## Begin RECORDS PROVIDED

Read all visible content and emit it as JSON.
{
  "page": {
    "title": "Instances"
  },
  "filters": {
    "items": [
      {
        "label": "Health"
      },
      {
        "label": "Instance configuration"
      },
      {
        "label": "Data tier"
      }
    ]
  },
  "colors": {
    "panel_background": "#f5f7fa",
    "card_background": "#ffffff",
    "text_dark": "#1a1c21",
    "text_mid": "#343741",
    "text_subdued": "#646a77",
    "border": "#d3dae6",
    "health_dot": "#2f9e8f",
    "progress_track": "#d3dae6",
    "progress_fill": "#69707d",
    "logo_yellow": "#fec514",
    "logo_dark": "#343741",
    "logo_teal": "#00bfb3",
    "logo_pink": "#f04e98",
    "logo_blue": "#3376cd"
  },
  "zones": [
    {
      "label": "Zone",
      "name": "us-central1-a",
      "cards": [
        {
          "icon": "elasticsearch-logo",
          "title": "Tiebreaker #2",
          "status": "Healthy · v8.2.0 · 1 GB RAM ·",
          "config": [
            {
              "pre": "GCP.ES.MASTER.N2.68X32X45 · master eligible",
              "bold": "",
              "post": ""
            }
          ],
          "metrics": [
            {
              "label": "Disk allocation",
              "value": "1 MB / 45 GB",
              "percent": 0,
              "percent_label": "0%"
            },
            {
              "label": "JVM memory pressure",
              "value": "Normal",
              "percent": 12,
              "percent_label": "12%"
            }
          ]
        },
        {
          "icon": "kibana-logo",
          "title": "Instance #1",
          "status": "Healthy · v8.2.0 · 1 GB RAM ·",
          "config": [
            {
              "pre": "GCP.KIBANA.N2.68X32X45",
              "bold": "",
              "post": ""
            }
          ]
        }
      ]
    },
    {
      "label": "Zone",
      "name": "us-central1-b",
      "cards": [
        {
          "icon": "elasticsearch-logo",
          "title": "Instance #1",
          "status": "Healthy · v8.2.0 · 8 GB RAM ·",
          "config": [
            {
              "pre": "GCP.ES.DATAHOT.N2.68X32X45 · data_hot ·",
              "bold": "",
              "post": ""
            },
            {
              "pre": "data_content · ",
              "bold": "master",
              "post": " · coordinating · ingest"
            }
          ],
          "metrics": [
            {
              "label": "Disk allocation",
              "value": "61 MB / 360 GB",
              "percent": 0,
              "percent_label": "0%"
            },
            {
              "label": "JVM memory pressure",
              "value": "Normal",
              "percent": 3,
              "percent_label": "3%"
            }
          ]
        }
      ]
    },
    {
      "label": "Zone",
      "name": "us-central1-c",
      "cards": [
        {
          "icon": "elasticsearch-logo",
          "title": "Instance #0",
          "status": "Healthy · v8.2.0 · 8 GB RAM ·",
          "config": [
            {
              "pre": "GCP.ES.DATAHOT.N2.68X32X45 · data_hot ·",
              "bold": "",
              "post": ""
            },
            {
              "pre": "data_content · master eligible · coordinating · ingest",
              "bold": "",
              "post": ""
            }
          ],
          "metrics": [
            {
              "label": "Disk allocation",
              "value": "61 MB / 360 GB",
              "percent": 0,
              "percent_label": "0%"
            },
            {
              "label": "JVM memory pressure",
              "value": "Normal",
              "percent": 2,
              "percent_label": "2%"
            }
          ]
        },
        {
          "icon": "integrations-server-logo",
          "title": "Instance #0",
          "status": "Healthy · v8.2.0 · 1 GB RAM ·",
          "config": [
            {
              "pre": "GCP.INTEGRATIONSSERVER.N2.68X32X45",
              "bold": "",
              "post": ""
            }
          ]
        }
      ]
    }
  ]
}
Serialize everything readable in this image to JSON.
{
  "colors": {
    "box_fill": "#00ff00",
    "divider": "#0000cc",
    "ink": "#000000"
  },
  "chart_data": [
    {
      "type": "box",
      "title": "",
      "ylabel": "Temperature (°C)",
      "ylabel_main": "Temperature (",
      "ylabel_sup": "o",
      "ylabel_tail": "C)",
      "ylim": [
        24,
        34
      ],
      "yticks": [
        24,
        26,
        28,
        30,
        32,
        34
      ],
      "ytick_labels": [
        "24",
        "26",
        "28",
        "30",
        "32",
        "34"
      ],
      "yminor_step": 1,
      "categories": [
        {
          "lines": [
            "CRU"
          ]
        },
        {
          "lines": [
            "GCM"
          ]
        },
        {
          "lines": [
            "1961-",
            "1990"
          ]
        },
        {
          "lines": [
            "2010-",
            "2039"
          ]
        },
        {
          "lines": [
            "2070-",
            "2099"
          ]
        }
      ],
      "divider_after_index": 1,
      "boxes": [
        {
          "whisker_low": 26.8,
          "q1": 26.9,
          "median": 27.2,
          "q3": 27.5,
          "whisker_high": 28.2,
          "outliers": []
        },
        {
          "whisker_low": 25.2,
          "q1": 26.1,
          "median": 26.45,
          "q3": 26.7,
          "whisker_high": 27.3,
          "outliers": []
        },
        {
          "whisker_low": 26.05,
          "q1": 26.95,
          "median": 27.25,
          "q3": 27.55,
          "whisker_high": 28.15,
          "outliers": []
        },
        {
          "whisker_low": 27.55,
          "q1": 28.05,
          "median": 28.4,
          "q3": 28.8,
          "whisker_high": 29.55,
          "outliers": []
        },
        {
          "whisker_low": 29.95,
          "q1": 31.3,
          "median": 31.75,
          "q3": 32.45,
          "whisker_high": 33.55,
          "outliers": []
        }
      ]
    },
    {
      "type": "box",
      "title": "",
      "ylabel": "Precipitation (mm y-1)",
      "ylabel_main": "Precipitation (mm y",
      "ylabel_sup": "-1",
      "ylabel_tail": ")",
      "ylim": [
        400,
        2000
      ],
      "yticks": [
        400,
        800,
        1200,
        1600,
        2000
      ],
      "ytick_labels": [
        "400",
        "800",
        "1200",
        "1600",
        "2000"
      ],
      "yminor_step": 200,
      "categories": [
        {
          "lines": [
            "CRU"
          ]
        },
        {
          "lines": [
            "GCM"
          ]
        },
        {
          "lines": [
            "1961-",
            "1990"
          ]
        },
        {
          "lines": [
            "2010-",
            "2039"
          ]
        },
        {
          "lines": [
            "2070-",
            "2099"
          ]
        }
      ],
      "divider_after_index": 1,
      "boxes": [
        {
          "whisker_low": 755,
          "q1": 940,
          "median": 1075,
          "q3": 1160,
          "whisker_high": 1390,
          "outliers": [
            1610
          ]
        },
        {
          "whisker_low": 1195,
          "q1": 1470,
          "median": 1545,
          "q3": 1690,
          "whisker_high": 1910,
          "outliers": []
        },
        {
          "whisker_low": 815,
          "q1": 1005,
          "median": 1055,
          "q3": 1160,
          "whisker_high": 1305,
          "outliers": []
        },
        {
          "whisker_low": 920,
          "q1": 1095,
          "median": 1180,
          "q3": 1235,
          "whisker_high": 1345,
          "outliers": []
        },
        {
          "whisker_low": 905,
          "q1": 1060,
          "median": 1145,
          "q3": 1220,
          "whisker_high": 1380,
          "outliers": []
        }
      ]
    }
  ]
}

## End RECORDS PROVIDED

• [DO THIS]: For each line in the data above that contains the string "ingest", extract the line.

• [WRITTEN RESPONSE]:
              "post": " · coordinating · ingest"
              "pre": "data_content · master eligible · coordinating · ingest",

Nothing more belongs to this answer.